──────── Supplied information ────────

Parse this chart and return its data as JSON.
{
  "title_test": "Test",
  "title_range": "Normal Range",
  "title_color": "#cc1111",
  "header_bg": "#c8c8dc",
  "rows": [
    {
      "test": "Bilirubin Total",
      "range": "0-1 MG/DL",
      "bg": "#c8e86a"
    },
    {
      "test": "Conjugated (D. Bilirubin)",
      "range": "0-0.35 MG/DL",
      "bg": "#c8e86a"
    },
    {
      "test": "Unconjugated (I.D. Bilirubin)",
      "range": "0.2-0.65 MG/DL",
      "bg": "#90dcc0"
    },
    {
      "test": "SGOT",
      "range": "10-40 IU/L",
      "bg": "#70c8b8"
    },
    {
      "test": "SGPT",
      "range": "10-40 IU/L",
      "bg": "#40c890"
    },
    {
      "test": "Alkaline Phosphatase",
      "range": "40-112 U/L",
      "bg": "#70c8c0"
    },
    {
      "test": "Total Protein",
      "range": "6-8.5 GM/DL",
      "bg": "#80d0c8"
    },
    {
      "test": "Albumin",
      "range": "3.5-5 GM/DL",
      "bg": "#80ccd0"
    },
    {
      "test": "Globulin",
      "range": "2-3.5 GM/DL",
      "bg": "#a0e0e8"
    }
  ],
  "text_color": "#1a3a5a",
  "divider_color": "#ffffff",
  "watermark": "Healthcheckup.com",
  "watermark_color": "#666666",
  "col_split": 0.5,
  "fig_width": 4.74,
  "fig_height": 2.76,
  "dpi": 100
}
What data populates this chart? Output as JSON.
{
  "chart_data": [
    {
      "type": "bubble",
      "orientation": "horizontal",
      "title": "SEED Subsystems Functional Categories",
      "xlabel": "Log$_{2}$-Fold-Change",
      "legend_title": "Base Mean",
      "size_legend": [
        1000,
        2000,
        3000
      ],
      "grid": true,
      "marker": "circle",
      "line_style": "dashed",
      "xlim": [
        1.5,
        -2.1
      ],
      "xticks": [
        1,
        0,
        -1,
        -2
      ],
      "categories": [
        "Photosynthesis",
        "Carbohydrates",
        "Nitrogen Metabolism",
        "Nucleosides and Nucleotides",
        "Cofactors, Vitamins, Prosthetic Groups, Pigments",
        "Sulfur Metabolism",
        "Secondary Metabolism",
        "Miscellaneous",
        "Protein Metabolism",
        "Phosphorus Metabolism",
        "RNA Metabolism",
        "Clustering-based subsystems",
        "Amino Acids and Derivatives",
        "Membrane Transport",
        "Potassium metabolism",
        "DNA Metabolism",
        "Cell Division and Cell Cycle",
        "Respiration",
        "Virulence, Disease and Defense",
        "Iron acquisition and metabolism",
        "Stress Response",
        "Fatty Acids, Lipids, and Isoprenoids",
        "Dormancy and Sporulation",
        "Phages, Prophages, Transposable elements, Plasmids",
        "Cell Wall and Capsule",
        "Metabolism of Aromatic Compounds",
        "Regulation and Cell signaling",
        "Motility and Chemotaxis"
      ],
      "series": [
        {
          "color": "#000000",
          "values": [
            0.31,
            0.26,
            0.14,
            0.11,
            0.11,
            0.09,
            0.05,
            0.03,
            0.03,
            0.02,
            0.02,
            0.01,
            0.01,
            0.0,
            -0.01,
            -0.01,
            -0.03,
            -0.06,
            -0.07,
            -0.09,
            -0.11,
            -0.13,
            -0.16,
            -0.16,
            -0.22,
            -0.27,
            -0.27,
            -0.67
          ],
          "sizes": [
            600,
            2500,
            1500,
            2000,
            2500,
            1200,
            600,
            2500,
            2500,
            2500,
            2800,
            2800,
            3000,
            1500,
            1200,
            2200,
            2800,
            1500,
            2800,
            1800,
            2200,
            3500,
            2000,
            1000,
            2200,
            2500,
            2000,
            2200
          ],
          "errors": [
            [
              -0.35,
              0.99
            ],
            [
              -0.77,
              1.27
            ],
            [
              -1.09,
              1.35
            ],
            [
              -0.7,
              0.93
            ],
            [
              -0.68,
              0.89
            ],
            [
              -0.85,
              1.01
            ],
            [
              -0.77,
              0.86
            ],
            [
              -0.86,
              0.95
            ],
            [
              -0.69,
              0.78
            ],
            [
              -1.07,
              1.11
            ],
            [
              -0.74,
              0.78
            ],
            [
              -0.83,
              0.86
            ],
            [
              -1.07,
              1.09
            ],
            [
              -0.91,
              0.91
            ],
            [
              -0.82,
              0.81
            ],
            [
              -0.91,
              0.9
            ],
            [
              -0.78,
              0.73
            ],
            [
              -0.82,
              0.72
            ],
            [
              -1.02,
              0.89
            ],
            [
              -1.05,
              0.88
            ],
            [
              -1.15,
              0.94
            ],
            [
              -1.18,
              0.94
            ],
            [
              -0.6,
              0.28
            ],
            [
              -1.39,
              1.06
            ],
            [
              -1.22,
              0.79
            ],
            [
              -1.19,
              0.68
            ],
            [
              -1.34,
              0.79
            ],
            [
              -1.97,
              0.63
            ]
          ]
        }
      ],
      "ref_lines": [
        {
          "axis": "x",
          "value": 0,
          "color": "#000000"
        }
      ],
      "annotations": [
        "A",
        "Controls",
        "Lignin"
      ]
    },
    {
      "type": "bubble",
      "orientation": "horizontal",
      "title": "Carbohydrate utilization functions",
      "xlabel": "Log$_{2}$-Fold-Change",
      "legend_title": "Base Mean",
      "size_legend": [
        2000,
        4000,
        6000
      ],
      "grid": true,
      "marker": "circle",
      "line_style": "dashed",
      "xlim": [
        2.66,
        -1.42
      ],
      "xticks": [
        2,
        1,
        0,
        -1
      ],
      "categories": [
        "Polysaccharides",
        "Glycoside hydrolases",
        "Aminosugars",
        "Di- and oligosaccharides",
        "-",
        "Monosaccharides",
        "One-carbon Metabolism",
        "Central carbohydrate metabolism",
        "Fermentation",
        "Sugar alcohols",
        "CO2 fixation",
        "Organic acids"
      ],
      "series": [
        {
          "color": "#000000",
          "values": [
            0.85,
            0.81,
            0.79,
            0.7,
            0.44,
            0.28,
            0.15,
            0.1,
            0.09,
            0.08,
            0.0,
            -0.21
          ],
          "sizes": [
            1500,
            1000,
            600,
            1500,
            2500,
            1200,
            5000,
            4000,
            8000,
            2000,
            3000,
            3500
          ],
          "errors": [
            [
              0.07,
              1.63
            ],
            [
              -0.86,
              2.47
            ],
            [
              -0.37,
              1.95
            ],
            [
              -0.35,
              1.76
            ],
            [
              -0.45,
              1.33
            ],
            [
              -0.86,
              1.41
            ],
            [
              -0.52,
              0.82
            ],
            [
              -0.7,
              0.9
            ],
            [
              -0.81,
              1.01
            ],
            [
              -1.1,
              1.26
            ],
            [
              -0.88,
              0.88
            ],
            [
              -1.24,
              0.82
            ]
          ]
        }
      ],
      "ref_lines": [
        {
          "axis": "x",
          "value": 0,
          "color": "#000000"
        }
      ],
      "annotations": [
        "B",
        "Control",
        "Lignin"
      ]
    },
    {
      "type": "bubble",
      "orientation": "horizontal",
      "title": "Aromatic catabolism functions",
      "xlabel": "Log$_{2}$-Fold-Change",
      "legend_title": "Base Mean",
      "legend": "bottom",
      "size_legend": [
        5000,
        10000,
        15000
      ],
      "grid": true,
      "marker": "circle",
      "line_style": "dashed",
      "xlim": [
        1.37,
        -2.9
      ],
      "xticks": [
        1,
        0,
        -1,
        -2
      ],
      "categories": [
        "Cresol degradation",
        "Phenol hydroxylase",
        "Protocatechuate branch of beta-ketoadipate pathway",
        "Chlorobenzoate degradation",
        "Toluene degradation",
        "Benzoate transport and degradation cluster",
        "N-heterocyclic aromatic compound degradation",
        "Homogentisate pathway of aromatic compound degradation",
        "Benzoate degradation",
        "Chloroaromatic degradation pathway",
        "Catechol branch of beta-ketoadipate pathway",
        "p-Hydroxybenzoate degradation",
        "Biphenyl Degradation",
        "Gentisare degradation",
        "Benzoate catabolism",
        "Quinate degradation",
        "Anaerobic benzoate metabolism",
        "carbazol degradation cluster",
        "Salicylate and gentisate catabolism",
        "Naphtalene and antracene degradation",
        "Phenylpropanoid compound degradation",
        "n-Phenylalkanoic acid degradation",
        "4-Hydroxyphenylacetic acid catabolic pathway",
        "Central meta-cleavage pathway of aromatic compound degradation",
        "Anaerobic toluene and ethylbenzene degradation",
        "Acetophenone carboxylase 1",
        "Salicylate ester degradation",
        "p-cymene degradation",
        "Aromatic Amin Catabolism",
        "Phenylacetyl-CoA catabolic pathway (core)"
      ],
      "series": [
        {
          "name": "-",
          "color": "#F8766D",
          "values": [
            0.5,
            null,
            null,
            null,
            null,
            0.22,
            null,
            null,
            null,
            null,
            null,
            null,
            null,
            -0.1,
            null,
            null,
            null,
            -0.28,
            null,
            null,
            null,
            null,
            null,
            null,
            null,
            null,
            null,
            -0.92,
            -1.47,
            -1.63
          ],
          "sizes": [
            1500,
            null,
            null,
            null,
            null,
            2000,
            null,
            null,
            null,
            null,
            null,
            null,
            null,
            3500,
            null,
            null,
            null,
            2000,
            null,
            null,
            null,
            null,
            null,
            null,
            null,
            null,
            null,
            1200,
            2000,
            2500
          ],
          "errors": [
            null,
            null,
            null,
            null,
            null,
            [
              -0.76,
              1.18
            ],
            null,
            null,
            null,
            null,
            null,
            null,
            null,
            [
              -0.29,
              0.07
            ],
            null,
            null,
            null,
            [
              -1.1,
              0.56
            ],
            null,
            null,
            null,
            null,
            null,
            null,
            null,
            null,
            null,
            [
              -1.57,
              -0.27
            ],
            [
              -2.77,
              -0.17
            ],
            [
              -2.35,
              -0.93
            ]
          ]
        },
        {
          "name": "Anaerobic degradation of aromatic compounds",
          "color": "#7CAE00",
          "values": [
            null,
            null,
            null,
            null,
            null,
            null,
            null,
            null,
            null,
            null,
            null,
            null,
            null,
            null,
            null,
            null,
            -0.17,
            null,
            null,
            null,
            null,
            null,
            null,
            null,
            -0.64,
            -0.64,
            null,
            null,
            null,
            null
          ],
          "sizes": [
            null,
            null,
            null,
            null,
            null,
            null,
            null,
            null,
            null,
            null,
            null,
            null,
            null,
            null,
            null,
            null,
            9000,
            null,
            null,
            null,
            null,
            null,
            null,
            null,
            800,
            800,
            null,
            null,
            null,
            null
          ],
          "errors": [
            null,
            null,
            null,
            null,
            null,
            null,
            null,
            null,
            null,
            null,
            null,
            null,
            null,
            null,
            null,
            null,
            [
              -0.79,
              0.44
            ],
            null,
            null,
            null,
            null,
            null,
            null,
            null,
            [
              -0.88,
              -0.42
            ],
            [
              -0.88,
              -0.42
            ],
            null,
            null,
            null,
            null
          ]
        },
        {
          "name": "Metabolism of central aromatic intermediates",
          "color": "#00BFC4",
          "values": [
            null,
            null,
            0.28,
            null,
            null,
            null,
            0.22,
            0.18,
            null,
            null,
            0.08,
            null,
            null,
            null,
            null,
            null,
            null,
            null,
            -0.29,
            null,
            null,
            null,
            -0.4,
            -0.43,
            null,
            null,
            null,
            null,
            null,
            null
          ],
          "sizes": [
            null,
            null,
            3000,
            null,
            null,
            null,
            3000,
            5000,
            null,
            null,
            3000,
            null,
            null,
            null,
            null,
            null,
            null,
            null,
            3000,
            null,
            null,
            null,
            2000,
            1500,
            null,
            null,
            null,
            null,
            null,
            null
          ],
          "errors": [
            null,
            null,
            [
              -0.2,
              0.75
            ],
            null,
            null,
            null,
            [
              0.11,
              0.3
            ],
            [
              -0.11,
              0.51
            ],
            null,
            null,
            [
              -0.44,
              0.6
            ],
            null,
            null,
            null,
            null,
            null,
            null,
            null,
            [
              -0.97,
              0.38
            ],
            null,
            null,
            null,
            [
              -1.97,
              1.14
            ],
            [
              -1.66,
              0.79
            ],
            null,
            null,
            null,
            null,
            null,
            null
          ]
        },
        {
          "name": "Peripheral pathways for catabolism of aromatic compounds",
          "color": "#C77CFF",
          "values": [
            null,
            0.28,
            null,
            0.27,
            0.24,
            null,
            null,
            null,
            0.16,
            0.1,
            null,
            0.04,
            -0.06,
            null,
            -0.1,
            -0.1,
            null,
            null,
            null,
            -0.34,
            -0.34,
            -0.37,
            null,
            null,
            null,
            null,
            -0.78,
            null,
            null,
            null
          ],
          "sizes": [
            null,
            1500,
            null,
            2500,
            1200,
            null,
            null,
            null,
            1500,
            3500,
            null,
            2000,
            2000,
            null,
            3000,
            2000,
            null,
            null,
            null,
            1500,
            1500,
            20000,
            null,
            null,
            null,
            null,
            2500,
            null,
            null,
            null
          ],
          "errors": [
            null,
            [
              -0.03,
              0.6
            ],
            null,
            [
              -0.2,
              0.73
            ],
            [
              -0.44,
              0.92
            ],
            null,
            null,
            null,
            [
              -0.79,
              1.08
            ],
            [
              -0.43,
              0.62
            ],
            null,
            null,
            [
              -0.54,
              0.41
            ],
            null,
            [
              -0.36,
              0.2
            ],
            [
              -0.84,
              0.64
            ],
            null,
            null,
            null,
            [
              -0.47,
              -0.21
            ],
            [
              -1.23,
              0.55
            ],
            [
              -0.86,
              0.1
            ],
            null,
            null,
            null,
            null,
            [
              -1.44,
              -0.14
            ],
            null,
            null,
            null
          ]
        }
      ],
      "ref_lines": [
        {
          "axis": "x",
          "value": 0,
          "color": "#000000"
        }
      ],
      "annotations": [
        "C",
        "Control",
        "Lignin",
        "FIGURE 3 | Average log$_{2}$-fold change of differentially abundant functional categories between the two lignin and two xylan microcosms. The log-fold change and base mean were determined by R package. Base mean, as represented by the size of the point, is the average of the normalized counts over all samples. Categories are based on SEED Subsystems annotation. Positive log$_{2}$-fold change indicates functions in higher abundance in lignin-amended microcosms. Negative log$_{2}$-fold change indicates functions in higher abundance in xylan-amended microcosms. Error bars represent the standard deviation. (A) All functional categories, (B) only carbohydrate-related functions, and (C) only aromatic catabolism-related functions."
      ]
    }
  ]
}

────────

Task to carry out
Tally the lines above that contain the string "branch". Respond with the total alone.

Problem solution
2